Transcribe all records exactly.
>> BEGIN
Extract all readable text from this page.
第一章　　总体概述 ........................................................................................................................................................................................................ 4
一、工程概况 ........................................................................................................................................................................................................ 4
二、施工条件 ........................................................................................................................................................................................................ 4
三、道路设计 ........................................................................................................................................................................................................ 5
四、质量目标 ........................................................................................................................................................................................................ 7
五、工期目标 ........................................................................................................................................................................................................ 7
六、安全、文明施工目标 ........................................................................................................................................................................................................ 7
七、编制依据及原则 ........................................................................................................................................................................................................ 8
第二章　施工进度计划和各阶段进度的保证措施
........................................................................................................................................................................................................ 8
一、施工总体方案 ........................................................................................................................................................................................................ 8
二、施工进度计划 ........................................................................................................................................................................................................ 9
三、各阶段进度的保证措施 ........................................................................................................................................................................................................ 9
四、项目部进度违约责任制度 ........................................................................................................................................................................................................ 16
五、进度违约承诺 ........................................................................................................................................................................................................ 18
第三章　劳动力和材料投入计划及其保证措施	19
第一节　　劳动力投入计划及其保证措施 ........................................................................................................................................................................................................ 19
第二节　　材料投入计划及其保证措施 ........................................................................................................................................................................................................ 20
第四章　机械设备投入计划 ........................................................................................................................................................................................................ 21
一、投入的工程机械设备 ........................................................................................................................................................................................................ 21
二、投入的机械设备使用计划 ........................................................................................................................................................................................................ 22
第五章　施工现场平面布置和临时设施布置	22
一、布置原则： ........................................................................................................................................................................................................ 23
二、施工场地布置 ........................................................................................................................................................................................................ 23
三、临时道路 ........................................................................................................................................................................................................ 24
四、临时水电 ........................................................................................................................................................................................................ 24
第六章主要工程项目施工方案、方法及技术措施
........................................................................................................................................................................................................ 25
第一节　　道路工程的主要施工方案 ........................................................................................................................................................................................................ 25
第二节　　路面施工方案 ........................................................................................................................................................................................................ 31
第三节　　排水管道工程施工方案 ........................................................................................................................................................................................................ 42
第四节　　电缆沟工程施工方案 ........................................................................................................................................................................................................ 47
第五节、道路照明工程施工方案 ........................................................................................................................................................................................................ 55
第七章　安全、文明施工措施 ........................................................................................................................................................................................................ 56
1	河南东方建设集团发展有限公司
>> END
WRITTEN SOLUTION:
Extract all readable text from this page.
第一章　　总体概述 ........................................................................................................................................................................................................ 4
一、工程概况 ........................................................................................................................................................................................................ 4
二、施工条件 ........................................................................................................................................................................................................ 4
三、道路设计 ........................................................................................................................................................................................................ 5
四、质量目标 ........................................................................................................................................................................................................ 7
五、工期目标 ........................................................................................................................................................................................................ 7
六、安全、文明施工目标 ........................................................................................................................................................................................................ 7
七、编制依据及原则 ........................................................................................................................................................................................................ 8
第二章　施工进度计划和各阶段进度的保证措施
........................................................................................................................................................................................................ 8
一、施工总体方案 ........................................................................................................................................................................................................ 8
二、施工进度计划 ........................................................................................................................................................................................................ 9
三、各阶段进度的保证措施 ........................................................................................................................................................................................................ 9
四、项目部进度违约责任制度 ........................................................................................................................................................................................................ 16
五、进度违约承诺 ........................................................................................................................................................................................................ 18
第三章　劳动力和材料投入计划及其保证措施	19
第一节　　劳动力投入计划及其保证措施 ........................................................................................................................................................................................................ 19
第二节　　材料投入计划及其保证措施 ........................................................................................................................................................................................................ 20
第四章　机械设备投入计划 ........................................................................................................................................................................................................ 21
一、投入的工程机械设备 ........................................................................................................................................................................................................ 21
二、投入的机械设备使用计划 ........................................................................................................................................................................................................ 22
第五章　施工现场平面布置和临时设施布置	22
一、布置原则： ........................................................................................................................................................................................................ 23
二、施工场地布置 ........................................................................................................................................................................................................ 23
三、临时道路 ........................................................................................................................................................................................................ 24
四、临时水电 ........................................................................................................................................................................................................ 24
第六章主要工程项目施工方案、方法及技术措施
........................................................................................................................................................................................................ 25
第一节　　道路工程的主要施工方案 ........................................................................................................................................................................................................ 25
第二节　　路面施工方案 ........................................................................................................................................................................................................ 31
第三节　　排水管道工程施工方案 ........................................................................................................................................................................................................ 42
第四节　　电缆沟工程施工方案 ........................................................................................................................................................................................................ 47
第五节、道路照明工程施工方案 ........................................................................................................................................................................................................ 55
第七章　安全、文明施工措施 ........................................................................................................................................................................................................ 56
1	河南东方建设集团发展有限公司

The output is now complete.